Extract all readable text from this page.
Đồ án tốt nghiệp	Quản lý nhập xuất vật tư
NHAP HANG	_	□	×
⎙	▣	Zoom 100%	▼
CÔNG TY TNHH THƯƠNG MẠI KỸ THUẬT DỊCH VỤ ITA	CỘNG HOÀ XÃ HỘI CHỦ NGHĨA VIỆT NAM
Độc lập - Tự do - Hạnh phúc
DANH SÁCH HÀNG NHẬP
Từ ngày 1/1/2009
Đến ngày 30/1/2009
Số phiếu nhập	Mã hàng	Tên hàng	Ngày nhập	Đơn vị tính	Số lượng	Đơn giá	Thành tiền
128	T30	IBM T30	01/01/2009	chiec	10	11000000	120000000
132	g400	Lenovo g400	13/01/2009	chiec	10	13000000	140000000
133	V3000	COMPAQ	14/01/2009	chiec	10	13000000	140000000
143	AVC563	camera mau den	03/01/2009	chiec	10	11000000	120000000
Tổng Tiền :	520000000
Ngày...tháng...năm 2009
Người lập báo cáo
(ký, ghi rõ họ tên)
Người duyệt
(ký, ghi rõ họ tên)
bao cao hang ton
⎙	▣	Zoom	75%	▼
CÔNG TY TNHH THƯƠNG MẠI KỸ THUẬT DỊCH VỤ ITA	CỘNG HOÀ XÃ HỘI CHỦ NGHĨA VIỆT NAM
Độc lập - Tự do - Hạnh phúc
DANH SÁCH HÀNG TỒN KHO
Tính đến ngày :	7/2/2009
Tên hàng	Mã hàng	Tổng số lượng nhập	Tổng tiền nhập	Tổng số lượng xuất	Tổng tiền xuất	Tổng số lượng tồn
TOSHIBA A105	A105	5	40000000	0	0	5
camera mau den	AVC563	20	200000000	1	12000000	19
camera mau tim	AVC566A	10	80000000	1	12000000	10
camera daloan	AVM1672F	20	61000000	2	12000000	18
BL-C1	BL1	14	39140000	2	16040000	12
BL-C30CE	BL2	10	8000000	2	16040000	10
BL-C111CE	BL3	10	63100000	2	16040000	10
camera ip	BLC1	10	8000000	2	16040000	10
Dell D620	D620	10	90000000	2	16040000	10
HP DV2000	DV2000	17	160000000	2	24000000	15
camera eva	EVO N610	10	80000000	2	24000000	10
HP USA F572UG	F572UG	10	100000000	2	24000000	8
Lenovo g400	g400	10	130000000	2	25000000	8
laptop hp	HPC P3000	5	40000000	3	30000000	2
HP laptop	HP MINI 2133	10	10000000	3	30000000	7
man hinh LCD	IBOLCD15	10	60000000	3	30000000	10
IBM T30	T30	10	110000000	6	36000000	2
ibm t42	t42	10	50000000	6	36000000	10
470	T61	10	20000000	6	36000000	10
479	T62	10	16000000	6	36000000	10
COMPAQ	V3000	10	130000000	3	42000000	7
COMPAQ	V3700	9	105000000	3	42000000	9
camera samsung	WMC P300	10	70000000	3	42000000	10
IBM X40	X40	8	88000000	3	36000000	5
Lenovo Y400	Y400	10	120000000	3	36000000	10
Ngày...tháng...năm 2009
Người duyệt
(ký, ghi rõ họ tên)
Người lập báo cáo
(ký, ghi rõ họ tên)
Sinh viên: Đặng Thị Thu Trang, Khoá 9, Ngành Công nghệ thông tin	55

══════

**GIVEN REQUEST:**
Take the lines above and retype all of them exactly.

**IN RESPONSE:**
Extract all readable text from this page.
Đồ án tốt nghiệp	Quản lý nhập xuất vật tư
NHAP HANG	_	□	×
⎙	▣	Zoom 100%	▼
CÔNG TY TNHH THƯƠNG MẠI KỸ THUẬT DỊCH VỤ ITA	CỘNG HOÀ XÃ HỘI CHỦ NGHĨA VIỆT NAM
Độc lập - Tự do - Hạnh phúc
DANH SÁCH HÀNG NHẬP
Từ ngày 1/1/2009
Đến ngày 30/1/2009
Số phiếu nhập	Mã hàng	Tên hàng	Ngày nhập	Đơn vị tính	Số lượng	Đơn giá	Thành tiền
128	T30	IBM T30	01/01/2009	chiec	10	11000000	120000000
132	g400	Lenovo g400	13/01/2009	chiec	10	13000000	140000000
133	V3000	COMPAQ	14/01/2009	chiec	10	13000000	140000000
143	AVC563	camera mau den	03/01/2009	chiec	10	11000000	120000000
Tổng Tiền :	520000000
Ngày...tháng...năm 2009
Người lập báo cáo
(ký, ghi rõ họ tên)
Người duyệt
(ký, ghi rõ họ tên)
bao cao hang ton
⎙	▣	Zoom	75%	▼
CÔNG TY TNHH THƯƠNG MẠI KỸ THUẬT DỊCH VỤ ITA	CỘNG HOÀ XÃ HỘI CHỦ NGHĨA VIỆT NAM
Độc lập - Tự do - Hạnh phúc
DANH SÁCH HÀNG TỒN KHO
Tính đến ngày :	7/2/2009
Tên hàng	Mã hàng	Tổng số lượng nhập	Tổng tiền nhập	Tổng số lượng xuất	Tổng tiền xuất	Tổng số lượng tồn
TOSHIBA A105	A105	5	40000000	0	0	5
camera mau den	AVC563	20	200000000	1	12000000	19
camera mau tim	AVC566A	10	80000000	1	12000000	10
camera daloan	AVM1672F	20	61000000	2	12000000	18
BL-C1	BL1	14	39140000	2	16040000	12
BL-C30CE	BL2	10	8000000	2	16040000	10
BL-C111CE	BL3	10	63100000	2	16040000	10
camera ip	BLC1	10	8000000	2	16040000	10
Dell D620	D620	10	90000000	2	16040000	10
HP DV2000	DV2000	17	160000000	2	24000000	15
camera eva	EVO N610	10	80000000	2	24000000	10
HP USA F572UG	F572UG	10	100000000	2	24000000	8
Lenovo g400	g400	10	130000000	2	25000000	8
laptop hp	HPC P3000	5	40000000	3	30000000	2
HP laptop	HP MINI 2133	10	10000000	3	30000000	7
man hinh LCD	IBOLCD15	10	60000000	3	30000000	10
IBM T30	T30	10	110000000	6	36000000	2
ibm t42	t42	10	50000000	6	36000000	10
470	T61	10	20000000	6	36000000	10
479	T62	10	16000000	6	36000000	10
COMPAQ	V3000	10	130000000	3	42000000	7
COMPAQ	V3700	9	105000000	3	42000000	9
camera samsung	WMC P300	10	70000000	3	42000000	10
IBM X40	X40	8	88000000	3	36000000	5
Lenovo Y400	Y400	10	120000000	3	36000000	10
Ngày...tháng...năm 2009
Người duyệt
(ký, ghi rõ họ tên)
Người lập báo cáo
(ký, ghi rõ họ tên)
Sinh viên: Đặng Thị Thu Trang, Khoá 9, Ngành Công nghệ thông tin	55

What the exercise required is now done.